Lines of data:
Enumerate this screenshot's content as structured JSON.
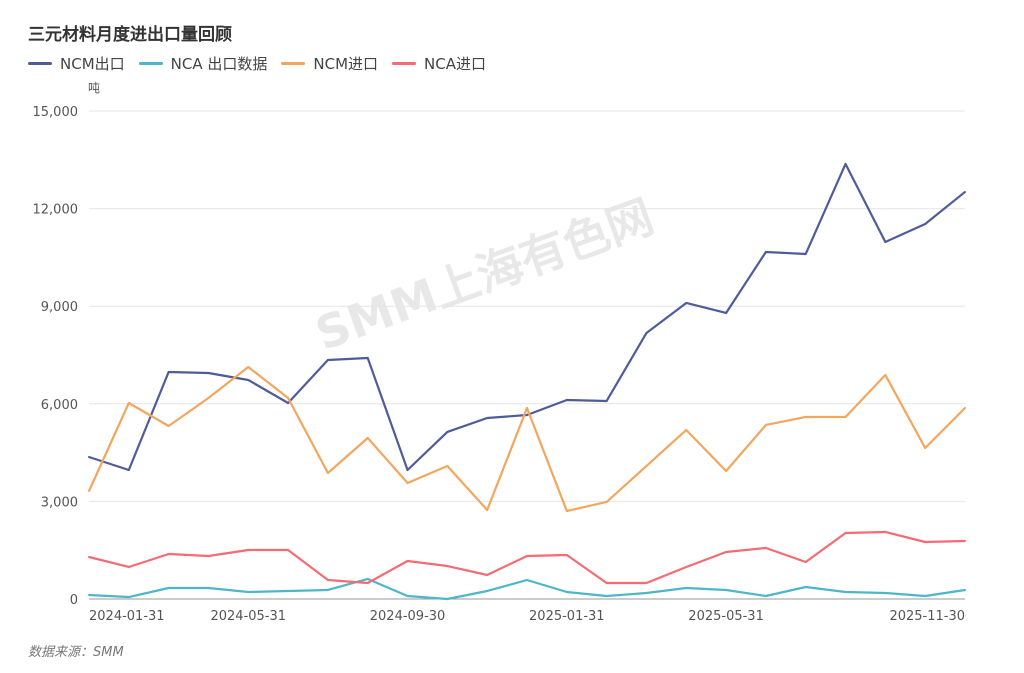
{
  "chart_data": {
    "type": "line",
    "title": "三元材料月度进出口量回顾",
    "ylabel": "吨",
    "ylim": [
      0,
      15000
    ],
    "yticks": [
      0,
      3000,
      6000,
      9000,
      12000,
      15000
    ],
    "ytick_labels": [
      "0",
      "3,000",
      "6,000",
      "9,000",
      "12,000",
      "15,000"
    ],
    "grid": true,
    "legend_position": "top-left",
    "x": [
      "2024-01-31",
      "2024-02-29",
      "2024-03-31",
      "2024-04-30",
      "2024-05-31",
      "2024-06-30",
      "2024-07-31",
      "2024-08-31",
      "2024-09-30",
      "2024-10-31",
      "2024-11-30",
      "2024-12-31",
      "2025-01-31",
      "2025-02-28",
      "2025-03-31",
      "2025-04-30",
      "2025-05-31",
      "2025-06-30",
      "2025-07-31",
      "2025-08-31",
      "2025-09-30",
      "2025-10-31",
      "2025-11-30"
    ],
    "xtick_indices": [
      0,
      4,
      8,
      12,
      16,
      22
    ],
    "series": [
      {
        "name": "NCM出口",
        "color": "#4f5b9a",
        "values": [
          4365,
          3965,
          6978,
          6947,
          6732,
          6025,
          7347,
          7408,
          3965,
          5134,
          5564,
          5656,
          6117,
          6087,
          8177,
          9099,
          8792,
          10667,
          10605,
          13372,
          10974,
          11528,
          12512
        ]
      },
      {
        "name": "NCA 出口数据",
        "color": "#4db6ca",
        "values": [
          123,
          61,
          338,
          338,
          215,
          246,
          277,
          615,
          92,
          0,
          246,
          584,
          215,
          92,
          184,
          338,
          277,
          92,
          369,
          215,
          184,
          92,
          277
        ]
      },
      {
        "name": "NCM进口",
        "color": "#f2a65e",
        "values": [
          3320,
          6025,
          5318,
          6179,
          7132,
          6179,
          3873,
          4949,
          3566,
          4089,
          2736,
          5871,
          2705,
          2982,
          4089,
          5195,
          3935,
          5349,
          5595,
          5595,
          6886,
          4642,
          5871
        ]
      },
      {
        "name": "NCA进口",
        "color": "#f56b74",
        "values": [
          1291,
          984,
          1383,
          1322,
          1506,
          1506,
          584,
          492,
          1168,
          1014,
          738,
          1322,
          1353,
          492,
          492,
          984,
          1445,
          1568,
          1137,
          2029,
          2060,
          1752,
          1783
        ]
      }
    ]
  },
  "watermark": "SMM上海有色网",
  "source": "数据来源：SMM"
}
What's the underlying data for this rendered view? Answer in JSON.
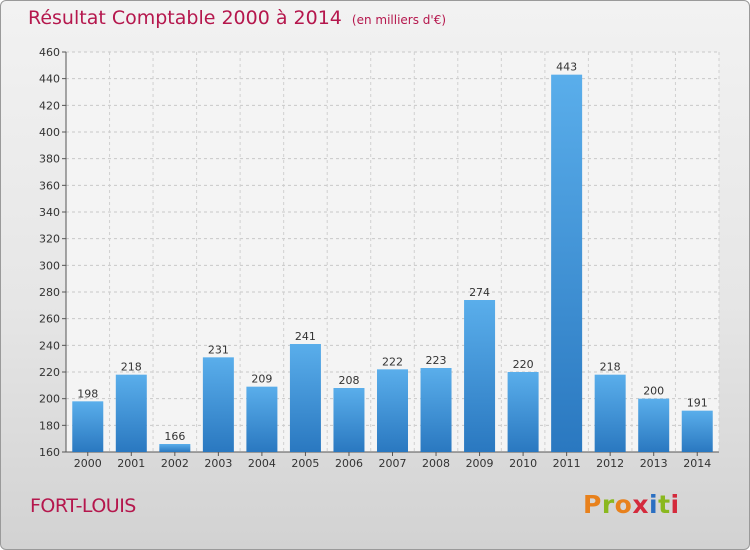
{
  "chart_data": {
    "type": "bar",
    "title": "Résultat Comptable 2000 à 2014",
    "subtitle": "(en milliers d'€)",
    "categories": [
      "2000",
      "2001",
      "2002",
      "2003",
      "2004",
      "2005",
      "2006",
      "2007",
      "2008",
      "2009",
      "2010",
      "2011",
      "2012",
      "2013",
      "2014"
    ],
    "values": [
      198,
      218,
      166,
      231,
      209,
      241,
      208,
      222,
      223,
      274,
      220,
      443,
      218,
      200,
      191
    ],
    "ylim": [
      160,
      460
    ],
    "yticks": [
      160,
      180,
      200,
      220,
      240,
      260,
      280,
      300,
      320,
      340,
      360,
      380,
      400,
      420,
      440,
      460
    ],
    "grid": true,
    "bar_color": "#3d8fd6"
  },
  "footer": {
    "commune": "FORT-LOUIS",
    "logo": "Proxiti",
    "logo_colors": [
      "#e8811c",
      "#8ab81f",
      "#e8811c",
      "#d42a3c",
      "#2a6fc2",
      "#8ab81f",
      "#d42a3c"
    ]
  }
}
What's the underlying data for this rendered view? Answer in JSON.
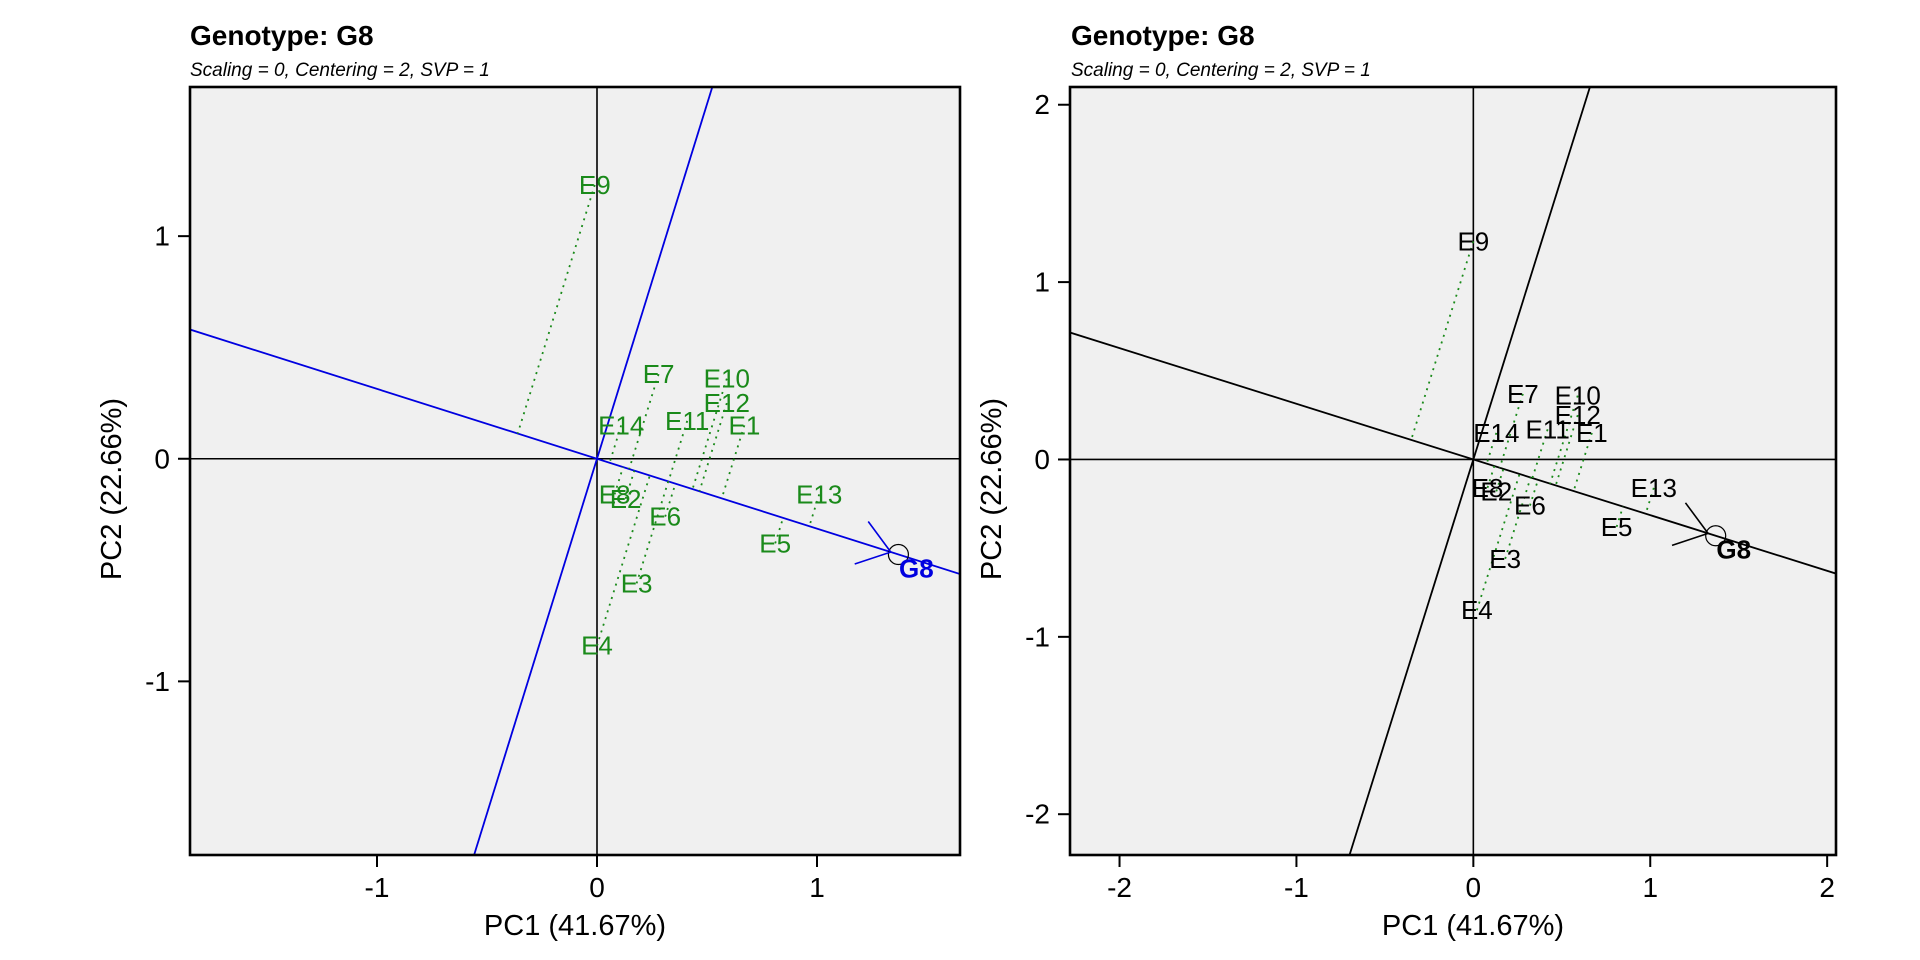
{
  "chart_data": [
    {
      "type": "scatter",
      "variant": "GGE biplot - examine genotype",
      "title": "Genotype: G8",
      "subtitle": "Scaling = 0, Centering = 2, SVP = 1",
      "xlabel": "PC1 (41.67%)",
      "ylabel": "PC2 (22.66%)",
      "xlim": [
        -1.85,
        1.65
      ],
      "ylim": [
        -1.78,
        1.67
      ],
      "xticks": [
        -1,
        0,
        1
      ],
      "yticks": [
        -1,
        0,
        1
      ],
      "xtick_labels": [
        "-1",
        "0",
        "1"
      ],
      "ytick_labels": [
        "-1",
        "0",
        "1"
      ],
      "background": "#f0f0f0",
      "environment_color": "#1a8a1a",
      "genotype_color": "#0000e0",
      "axis_line_color": "#0000e0",
      "genotype": {
        "label": "G8",
        "x": 1.37,
        "y": -0.43
      },
      "environments": [
        {
          "label": "E9",
          "x": -0.01,
          "y": 1.23
        },
        {
          "label": "E7",
          "x": 0.28,
          "y": 0.38
        },
        {
          "label": "E10",
          "x": 0.59,
          "y": 0.36
        },
        {
          "label": "E12",
          "x": 0.59,
          "y": 0.25
        },
        {
          "label": "E14",
          "x": 0.11,
          "y": 0.15
        },
        {
          "label": "E11",
          "x": 0.41,
          "y": 0.17
        },
        {
          "label": "E1",
          "x": 0.67,
          "y": 0.15
        },
        {
          "label": "E8",
          "x": 0.08,
          "y": -0.16
        },
        {
          "label": "E2",
          "x": 0.13,
          "y": -0.18
        },
        {
          "label": "E6",
          "x": 0.31,
          "y": -0.26
        },
        {
          "label": "E13",
          "x": 1.01,
          "y": -0.16
        },
        {
          "label": "E5",
          "x": 0.81,
          "y": -0.38
        },
        {
          "label": "E3",
          "x": 0.18,
          "y": -0.56
        },
        {
          "label": "E4",
          "x": 0.0,
          "y": -0.84
        }
      ]
    },
    {
      "type": "scatter",
      "variant": "GGE biplot - examine genotype",
      "title": "Genotype: G8",
      "subtitle": "Scaling = 0, Centering = 2, SVP = 1",
      "xlabel": "PC1 (41.67%)",
      "ylabel": "PC2 (22.66%)",
      "xlim": [
        -2.28,
        2.05
      ],
      "ylim": [
        -2.23,
        2.1
      ],
      "xticks": [
        -2,
        -1,
        0,
        1,
        2
      ],
      "yticks": [
        -2,
        -1,
        0,
        1,
        2
      ],
      "xtick_labels": [
        "-2",
        "-1",
        "0",
        "1",
        "2"
      ],
      "ytick_labels": [
        "-2",
        "-1",
        "0",
        "1",
        "2"
      ],
      "background": "#f0f0f0",
      "environment_color": "#000000",
      "genotype_color": "#000000",
      "axis_line_color": "#000000",
      "genotype": {
        "label": "G8",
        "x": 1.37,
        "y": -0.43
      },
      "environments": [
        {
          "label": "E9",
          "x": 0.0,
          "y": 1.23
        },
        {
          "label": "E7",
          "x": 0.28,
          "y": 0.37
        },
        {
          "label": "E10",
          "x": 0.59,
          "y": 0.36
        },
        {
          "label": "E12",
          "x": 0.59,
          "y": 0.25
        },
        {
          "label": "E14",
          "x": 0.13,
          "y": 0.15
        },
        {
          "label": "E11",
          "x": 0.42,
          "y": 0.17
        },
        {
          "label": "E1",
          "x": 0.67,
          "y": 0.15
        },
        {
          "label": "E8",
          "x": 0.08,
          "y": -0.16
        },
        {
          "label": "E2",
          "x": 0.13,
          "y": -0.18
        },
        {
          "label": "E6",
          "x": 0.32,
          "y": -0.26
        },
        {
          "label": "E13",
          "x": 1.02,
          "y": -0.16
        },
        {
          "label": "E5",
          "x": 0.81,
          "y": -0.38
        },
        {
          "label": "E3",
          "x": 0.18,
          "y": -0.56
        },
        {
          "label": "E4",
          "x": 0.02,
          "y": -0.85
        }
      ]
    }
  ]
}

= EXERCISE GOAL =
Every line above should be repeated exactly; pictures stay out of the copy.

= COMPLETE RESPONSE =
Enumerate this screenshot's content as structured JSON.
{
  "chart_data": {
    "type": "line",
    "title": "三元材料月度进出口量回顾",
    "ylabel": "吨",
    "ylim": [
      0,
      15000
    ],
    "yticks": [
      0,
      3000,
      6000,
      9000,
      12000,
      15000
    ],
    "ytick_labels": [
      "0",
      "3,000",
      "6,000",
      "9,000",
      "12,000",
      "15,000"
    ],
    "grid": true,
    "legend_position": "top-left",
    "x": [
      "2024-01-31",
      "2024-02-29",
      "2024-03-31",
      "2024-04-30",
      "2024-05-31",
      "2024-06-30",
      "2024-07-31",
      "2024-08-31",
      "2024-09-30",
      "2024-10-31",
      "2024-11-30",
      "2024-12-31",
      "2025-01-31",
      "2025-02-28",
      "2025-03-31",
      "2025-04-30",
      "2025-05-31",
      "2025-06-30",
      "2025-07-31",
      "2025-08-31",
      "2025-09-30",
      "2025-10-31",
      "2025-11-30"
    ],
    "xtick_indices": [
      0,
      4,
      8,
      12,
      16,
      22
    ],
    "series": [
      {
        "name": "NCM出口",
        "color": "#4f5b9a",
        "values": [
          4365,
          3965,
          6978,
          6947,
          6732,
          6025,
          7347,
          7408,
          3965,
          5134,
          5564,
          5656,
          6117,
          6087,
          8177,
          9099,
          8792,
          10667,
          10605,
          13372,
          10974,
          11528,
          12512
        ]
      },
      {
        "name": "NCA 出口数据",
        "color": "#4db6ca",
        "values": [
          123,
          61,
          338,
          338,
          215,
          246,
          277,
          615,
          92,
          0,
          246,
          584,
          215,
          92,
          184,
          338,
          277,
          92,
          369,
          215,
          184,
          92,
          277
        ]
      },
      {
        "name": "NCM进口",
        "color": "#f2a65e",
        "values": [
          3320,
          6025,
          5318,
          6179,
          7132,
          6179,
          3873,
          4949,
          3566,
          4089,
          2736,
          5871,
          2705,
          2982,
          4089,
          5195,
          3935,
          5349,
          5595,
          5595,
          6886,
          4642,
          5871
        ]
      },
      {
        "name": "NCA进口",
        "color": "#f56b74",
        "values": [
          1291,
          984,
          1383,
          1322,
          1506,
          1506,
          584,
          492,
          1168,
          1014,
          738,
          1322,
          1353,
          492,
          492,
          984,
          1445,
          1568,
          1137,
          2029,
          2060,
          1752,
          1783
        ]
      }
    ]
  },
  "watermark": "SMM上海有色网",
  "source": "数据来源：SMM"
}
What's the underlying data for this rendered view? Answer in JSON.
{
  "chart_data": {
    "type": "bar",
    "title": "Résultat Comptable 2000 à 2014",
    "subtitle": "(en milliers d'€)",
    "categories": [
      "2000",
      "2001",
      "2002",
      "2003",
      "2004",
      "2005",
      "2006",
      "2007",
      "2008",
      "2009",
      "2010",
      "2011",
      "2012",
      "2013",
      "2014"
    ],
    "values": [
      198,
      218,
      166,
      231,
      209,
      241,
      208,
      222,
      223,
      274,
      220,
      443,
      218,
      200,
      191
    ],
    "ylim": [
      160,
      460
    ],
    "yticks": [
      160,
      180,
      200,
      220,
      240,
      260,
      280,
      300,
      320,
      340,
      360,
      380,
      400,
      420,
      440,
      460
    ],
    "grid": true,
    "bar_color": "#3d8fd6"
  },
  "footer": {
    "commune": "FORT-LOUIS",
    "logo": "Proxiti",
    "logo_colors": [
      "#e8811c",
      "#8ab81f",
      "#e8811c",
      "#d42a3c",
      "#2a6fc2",
      "#8ab81f",
      "#d42a3c"
    ]
  }
}
What's the underlying data for this rendered view? Answer in JSON.
{
  "chart_data": [
    {
      "type": "scatter",
      "variant": "GGE biplot - examine genotype",
      "title": "Genotype: G8",
      "subtitle": "Scaling = 0, Centering = 2, SVP = 1",
      "xlabel": "PC1 (41.67%)",
      "ylabel": "PC2 (22.66%)",
      "xlim": [
        -1.85,
        1.65
      ],
      "ylim": [
        -1.78,
        1.67
      ],
      "xticks": [
        -1,
        0,
        1
      ],
      "yticks": [
        -1,
        0,
        1
      ],
      "xtick_labels": [
        "-1",
        "0",
        "1"
      ],
      "ytick_labels": [
        "-1",
        "0",
        "1"
      ],
      "background": "#f0f0f0",
      "environment_color": "#1a8a1a",
      "genotype_color": "#0000e0",
      "axis_line_color": "#0000e0",
      "genotype": {
        "label": "G8",
        "x": 1.37,
        "y": -0.43
      },
      "environments": [
        {
          "label": "E9",
          "x": -0.01,
          "y": 1.23
        },
        {
          "label": "E7",
          "x": 0.28,
          "y": 0.38
        },
        {
          "label": "E10",
          "x": 0.59,
          "y": 0.36
        },
        {
          "label": "E12",
          "x": 0.59,
          "y": 0.25
        },
        {
          "label": "E14",
          "x": 0.11,
          "y": 0.15
        },
        {
          "label": "E11",
          "x": 0.41,
          "y": 0.17
        },
        {
          "label": "E1",
          "x": 0.67,
          "y": 0.15
        },
        {
          "label": "E8",
          "x": 0.08,
          "y": -0.16
        },
        {
          "label": "E2",
          "x": 0.13,
          "y": -0.18
        },
        {
          "label": "E6",
          "x": 0.31,
          "y": -0.26
        },
        {
          "label": "E13",
          "x": 1.01,
          "y": -0.16
        },
        {
          "label": "E5",
          "x": 0.81,
          "y": -0.38
        },
        {
          "label": "E3",
          "x": 0.18,
          "y": -0.56
        },
        {
          "label": "E4",
          "x": 0.0,
          "y": -0.84
        }
      ]
    },
    {
      "type": "scatter",
      "variant": "GGE biplot - examine genotype",
      "title": "Genotype: G8",
      "subtitle": "Scaling = 0, Centering = 2, SVP = 1",
      "xlabel": "PC1 (41.67%)",
      "ylabel": "PC2 (22.66%)",
      "xlim": [
        -2.28,
        2.05
      ],
      "ylim": [
        -2.23,
        2.1
      ],
      "xticks": [
        -2,
        -1,
        0,
        1,
        2
      ],
      "yticks": [
        -2,
        -1,
        0,
        1,
        2
      ],
      "xtick_labels": [
        "-2",
        "-1",
        "0",
        "1",
        "2"
      ],
      "ytick_labels": [
        "-2",
        "-1",
        "0",
        "1",
        "2"
      ],
      "background": "#f0f0f0",
      "environment_color": "#000000",
      "genotype_color": "#000000",
      "axis_line_color": "#000000",
      "genotype": {
        "label": "G8",
        "x": 1.37,
        "y": -0.43
      },
      "environments": [
        {
          "label": "E9",
          "x": 0.0,
          "y": 1.23
        },
        {
          "label": "E7",
          "x": 0.28,
          "y": 0.37
        },
        {
          "label": "E10",
          "x": 0.59,
          "y": 0.36
        },
        {
          "label": "E12",
          "x": 0.59,
          "y": 0.25
        },
        {
          "label": "E14",
          "x": 0.13,
          "y": 0.15
        },
        {
          "label": "E11",
          "x": 0.42,
          "y": 0.17
        },
        {
          "label": "E1",
          "x": 0.67,
          "y": 0.15
        },
        {
          "label": "E8",
          "x": 0.08,
          "y": -0.16
        },
        {
          "label": "E2",
          "x": 0.13,
          "y": -0.18
        },
        {
          "label": "E6",
          "x": 0.32,
          "y": -0.26
        },
        {
          "label": "E13",
          "x": 1.02,
          "y": -0.16
        },
        {
          "label": "E5",
          "x": 0.81,
          "y": -0.38
        },
        {
          "label": "E3",
          "x": 0.18,
          "y": -0.56
        },
        {
          "label": "E4",
          "x": 0.02,
          "y": -0.85
        }
      ]
    }
  ]
}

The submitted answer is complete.